* STATED PROBLEM
Check each line of the material below for "circle". Report how many have it, with no other words.
== SUPPLIED INFORMATION
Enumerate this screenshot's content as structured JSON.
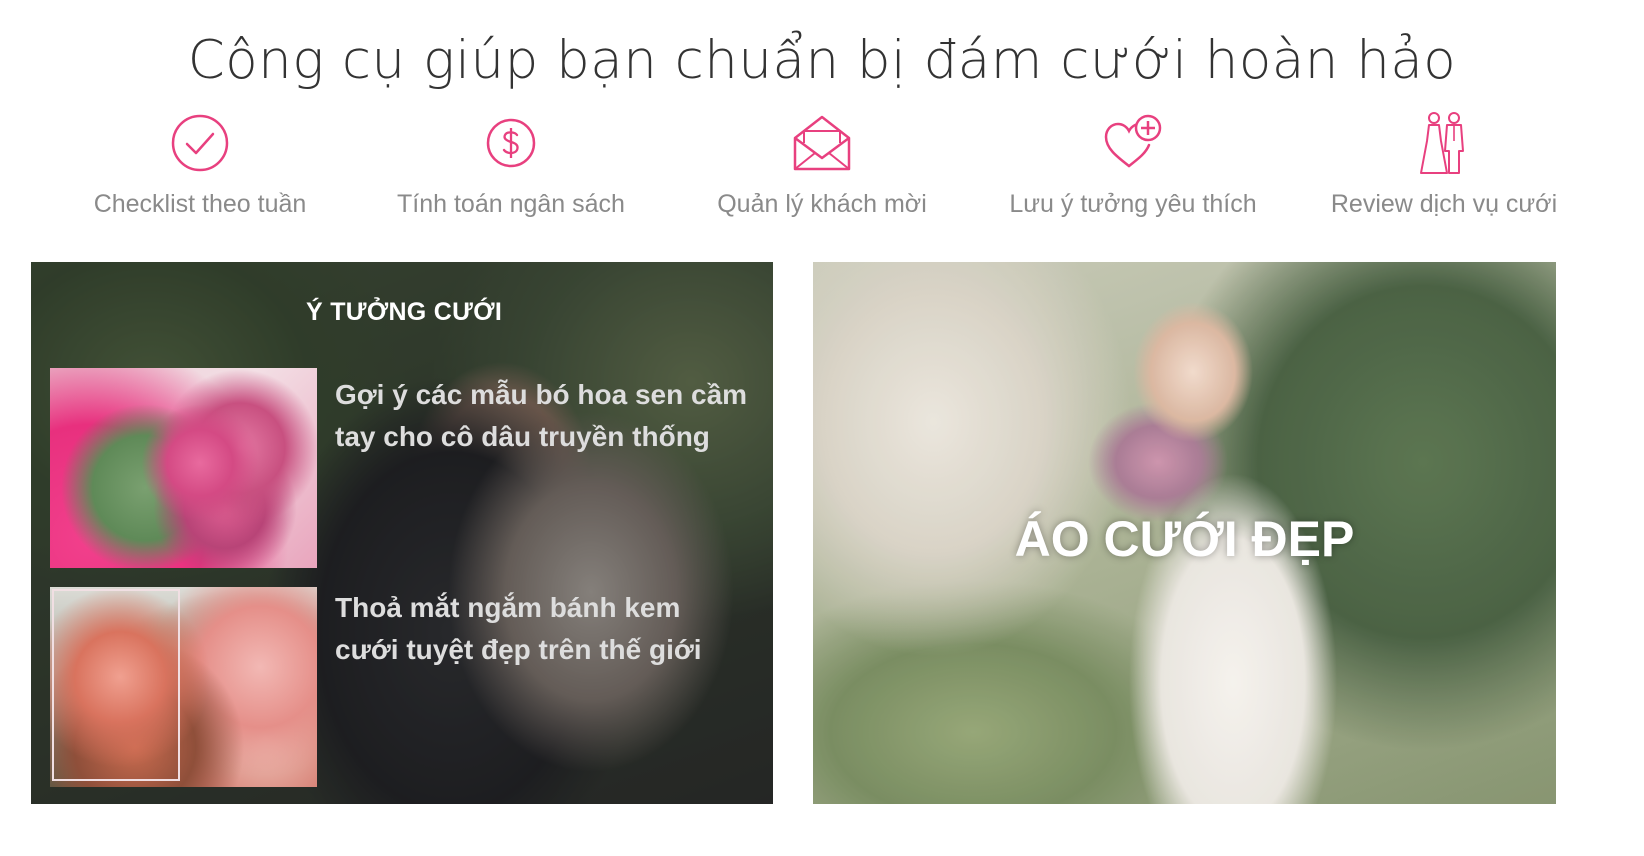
{
  "header": {
    "title": "Công cụ giúp bạn chuẩn bị đám cưới hoàn hảo"
  },
  "tools": [
    {
      "label": "Checklist theo tuần",
      "icon": "check-circle-icon"
    },
    {
      "label": "Tính toán ngân sách",
      "icon": "dollar-circle-icon"
    },
    {
      "label": "Quản lý khách mời",
      "icon": "envelope-icon"
    },
    {
      "label": "Lưu ý tưởng yêu thích",
      "icon": "heart-plus-icon"
    },
    {
      "label": "Review dịch vụ cưới",
      "icon": "bride-groom-icon"
    }
  ],
  "ideas": {
    "heading": "Ý TƯỞNG CƯỚI",
    "articles": [
      {
        "title": "Gợi ý các mẫu bó hoa sen cầm tay cho cô dâu truyền thống"
      },
      {
        "title": "Thoả mắt ngắm bánh kem cưới tuyệt đẹp trên thế giới"
      }
    ]
  },
  "dress": {
    "title": "ÁO CƯỚI ĐẸP"
  },
  "colors": {
    "accent": "#e8407f",
    "label": "#8a8a8a",
    "title": "#333333"
  }
}
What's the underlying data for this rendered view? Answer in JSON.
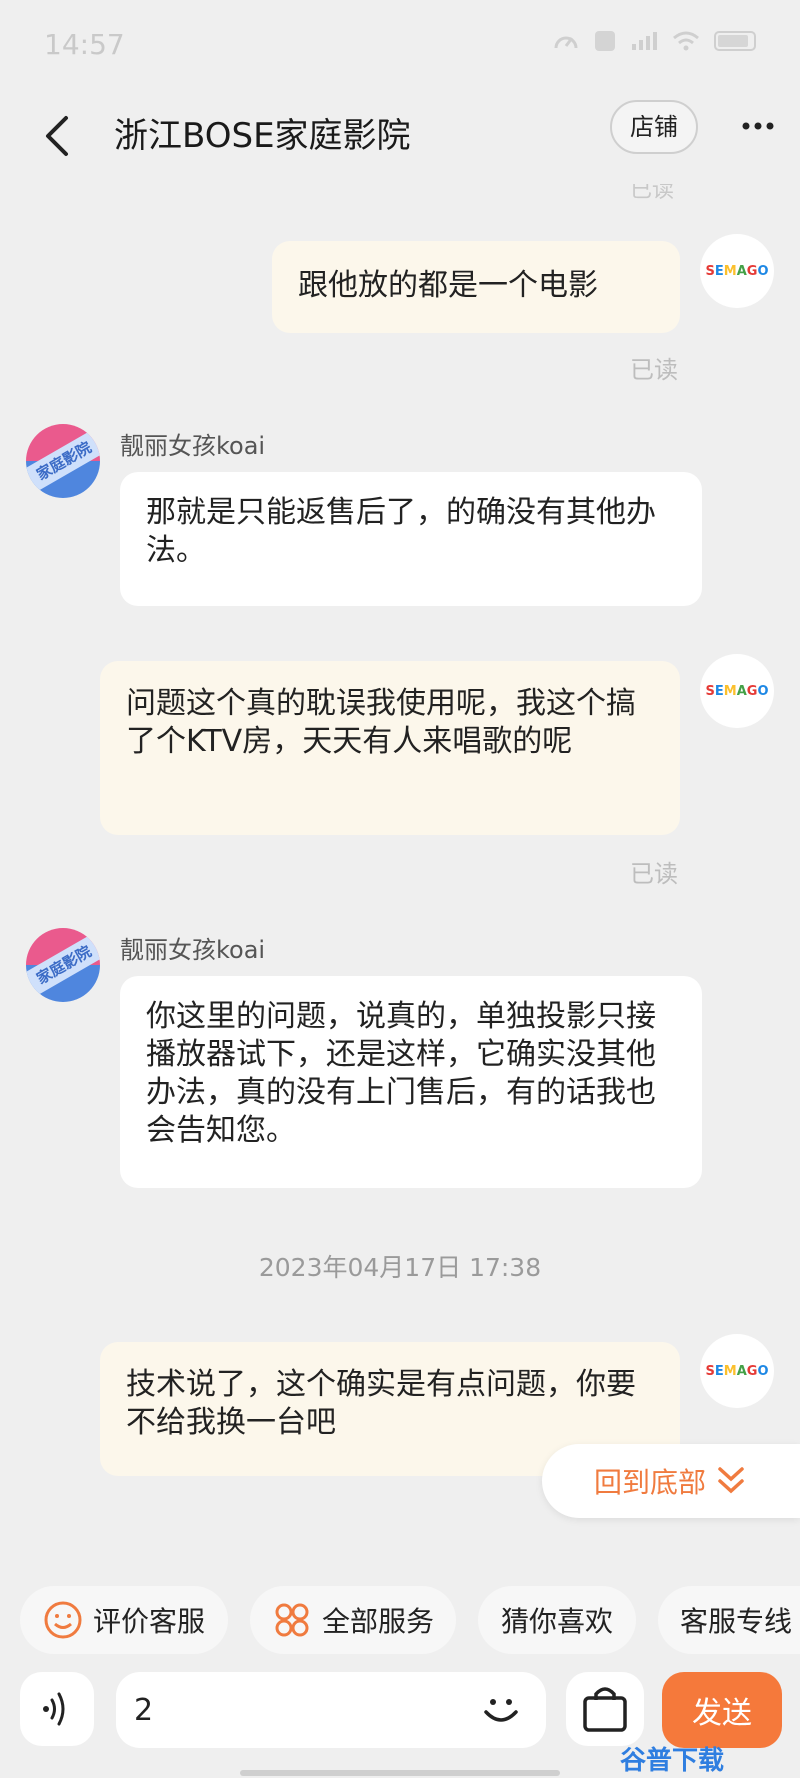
{
  "status_bar": {
    "time": "14:57"
  },
  "header": {
    "title": "浙江BOSE家庭影院",
    "shop_label": "店铺"
  },
  "messages": [
    {
      "side": "mine",
      "text": "跟他放的都是一个电影",
      "read": "已读"
    },
    {
      "side": "theirs",
      "sender": "靓丽女孩koai",
      "text": "那就是只能返售后了，的确没有其他办法。"
    },
    {
      "side": "mine",
      "text": "问题这个真的耽误我使用呢，我这个搞了个KTV房，天天有人来唱歌的呢",
      "read": "已读"
    },
    {
      "side": "theirs",
      "sender": "靓丽女孩koai",
      "text": "你这里的问题，说真的，单独投影只接播放器试下，还是这样，它确实没其他办法，真的没有上门售后，有的话我也会告知您。"
    },
    {
      "side": "mine",
      "text": "技术说了，这个确实是有点问题，你要不给我换一台吧"
    }
  ],
  "top_read_label": "已读",
  "timestamp": "2023年04月17日 17:38",
  "back_to_bottom_label": "回到底部",
  "quick_actions": [
    {
      "label": "评价客服",
      "icon": "smile-icon"
    },
    {
      "label": "全部服务",
      "icon": "grid-icon"
    },
    {
      "label": "猜你喜欢",
      "icon": ""
    },
    {
      "label": "客服专线",
      "icon": ""
    }
  ],
  "input": {
    "value": "2"
  },
  "send_label": "发送",
  "watermark": "谷普下载",
  "colors": {
    "accent": "#f5793b",
    "my_bubble": "#fcf7eb",
    "their_bubble": "#ffffff",
    "background": "#efefef"
  }
}
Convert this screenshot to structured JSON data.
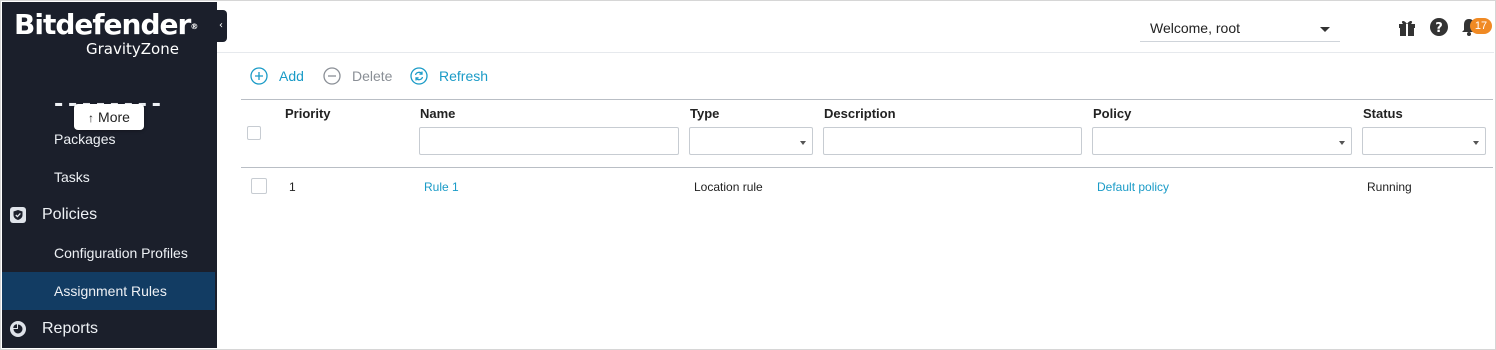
{
  "brand": {
    "name": "Bitdefender",
    "reg": "®",
    "product": "GravityZone"
  },
  "sidebar": {
    "more_label": "More",
    "items": [
      {
        "label": "Packages",
        "type": "sub"
      },
      {
        "label": "Tasks",
        "type": "sub"
      },
      {
        "label": "Policies",
        "type": "main",
        "icon": "shield-icon"
      },
      {
        "label": "Configuration Profiles",
        "type": "sub"
      },
      {
        "label": "Assignment Rules",
        "type": "sub",
        "active": true
      },
      {
        "label": "Reports",
        "type": "main",
        "icon": "reports-icon"
      }
    ]
  },
  "header": {
    "welcome": "Welcome, root",
    "notifications_count": "17",
    "icons": [
      "gift-icon",
      "help-icon",
      "bell-icon"
    ]
  },
  "toolbar": {
    "add": "Add",
    "delete": "Delete",
    "refresh": "Refresh"
  },
  "table": {
    "columns": [
      "Priority",
      "Name",
      "Type",
      "Description",
      "Policy",
      "Status"
    ],
    "rows": [
      {
        "priority": "1",
        "name": "Rule 1",
        "type": "Location rule",
        "description": "",
        "policy": "Default policy",
        "status": "Running"
      }
    ]
  },
  "colors": {
    "sidebar_bg": "#1b1f2b",
    "active_item": "#123c63",
    "accent": "#1a9bc7",
    "badge": "#f08a24"
  }
}
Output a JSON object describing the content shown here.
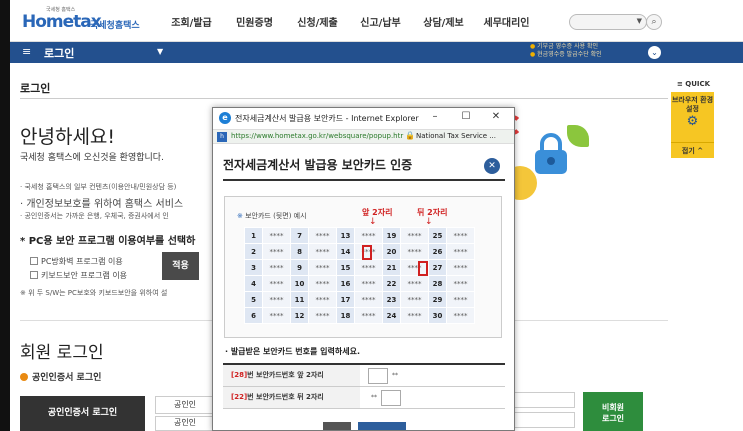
{
  "header": {
    "logo_main": "Hometax",
    "logo_small": "국세청 홈택스",
    "logo_kr": "국세청홈택스",
    "gnb": [
      "조회/발급",
      "민원증명",
      "신청/제출",
      "신고/납부",
      "상담/제보",
      "세무대리인"
    ],
    "search_icon": "search-icon"
  },
  "bluebar": {
    "menu_label": "로그인",
    "notices": [
      "기부금 영수증 사용 확인",
      "현금영수증 발급수단 확인"
    ]
  },
  "main": {
    "page_title": "로그인",
    "hello": "안녕하세요!",
    "welcome": "국세청 홈택스에 오신것을 환영합니다.",
    "bullets": [
      "국세청 홈택스의 일부 컨텐츠(이용안내/민원상담 등)",
      "개인정보보호를 위하여 홈택스 서비스",
      "공인인증서는 가까운 은행, 우체국, 증권사에서 인"
    ],
    "pc_title": "* PC용 보안 프로그램 이용여부를 선택하",
    "checks": [
      "PC방화벽 프로그램 이용",
      "키보드보안 프로그램 이용"
    ],
    "apply_label": "적용",
    "foot_note": "※ 위 두 S/W는 PC보호와 키보드보안을 위하여 설",
    "member_title": "회원 로그인",
    "cert_link": "공인인증서 로그인",
    "cert_login_btn": "공인인증서 로그인",
    "tab_a": "공인인",
    "tab_b": "공인인",
    "guest_btn_line1": "비회원",
    "guest_btn_line2": "로그인"
  },
  "quick": {
    "label": "≡ QUICK",
    "card_label": "브라우저 환경설정",
    "card_icon": "gear-icon",
    "close_label": "접기 ^"
  },
  "popup": {
    "window_title": "전자세금계산서 발급용 보안카드 - Internet Explorer",
    "url": "https://www.hometax.go.kr/websquare/popup.htr",
    "org": "National Tax Service ...",
    "heading": "전자세금계산서 발급용 보안카드 인증",
    "card_caption": "보안카드 (뒷면) 예시",
    "pos_front": "앞 2자리",
    "pos_back": "뒤 2자리",
    "mask": "****",
    "grid": [
      [
        1,
        7,
        13,
        19,
        25
      ],
      [
        2,
        8,
        14,
        20,
        26
      ],
      [
        3,
        9,
        15,
        21,
        27
      ],
      [
        4,
        10,
        16,
        22,
        28
      ],
      [
        5,
        11,
        17,
        23,
        29
      ],
      [
        6,
        12,
        18,
        24,
        30
      ]
    ],
    "enter_title": "· 발급받은 보안카드 번호를 입력하세요.",
    "row1_num": "[28]",
    "row1_text": "번 보안카드번호 앞 2자리",
    "row1_mask": "**",
    "row2_num": "[22]",
    "row2_text": "번 보안카드번호 뒤 2자리",
    "row2_mask": "**"
  }
}
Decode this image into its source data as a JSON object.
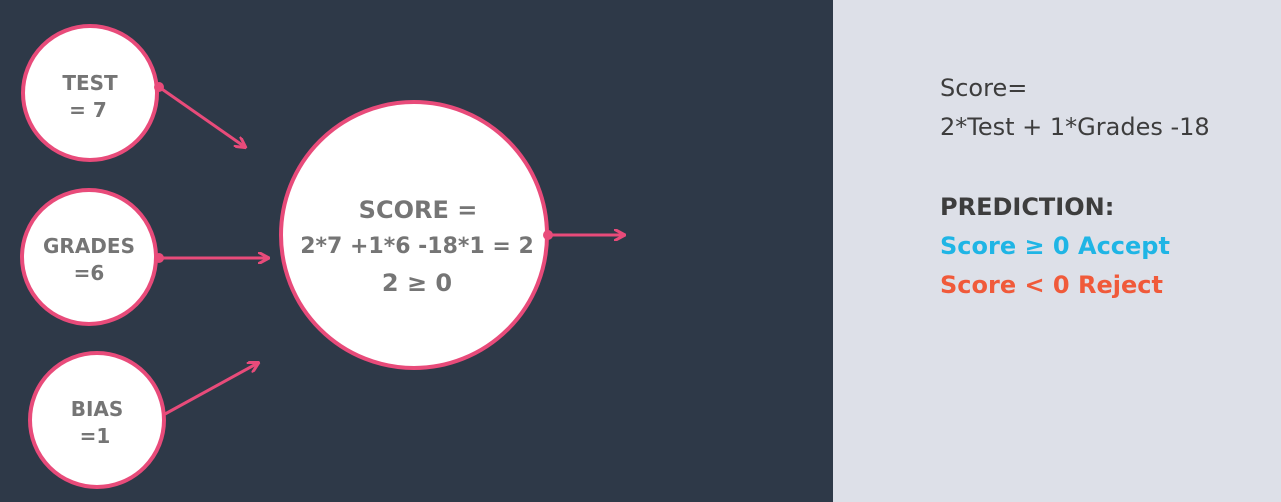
{
  "colors": {
    "left_background": "#2e3948",
    "right_background": "#dde0e8",
    "node_fill": "#ffffff",
    "node_border": "#e84b7a",
    "edge": "#e84b7a",
    "node_text": "#757575",
    "accept": "#1fb5e5",
    "reject": "#f05a3a"
  },
  "nodes": {
    "test": {
      "line1": "TEST",
      "line2": "= 7"
    },
    "grades": {
      "line1": "GRADES",
      "line2": "=6"
    },
    "bias": {
      "line1": "BIAS",
      "line2": "=1"
    },
    "score": {
      "line1": "SCORE =",
      "line2": "2*7 +1*6 -18*1 = 2",
      "line3": "2 ≥ 0"
    }
  },
  "formula": {
    "line1": "Score=",
    "line2": "2*Test + 1*Grades -18"
  },
  "prediction": {
    "title": "PREDICTION:",
    "accept": "Score ≥ 0 Accept",
    "reject": "Score < 0 Reject"
  }
}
====
* SOLVED PROBLEM
2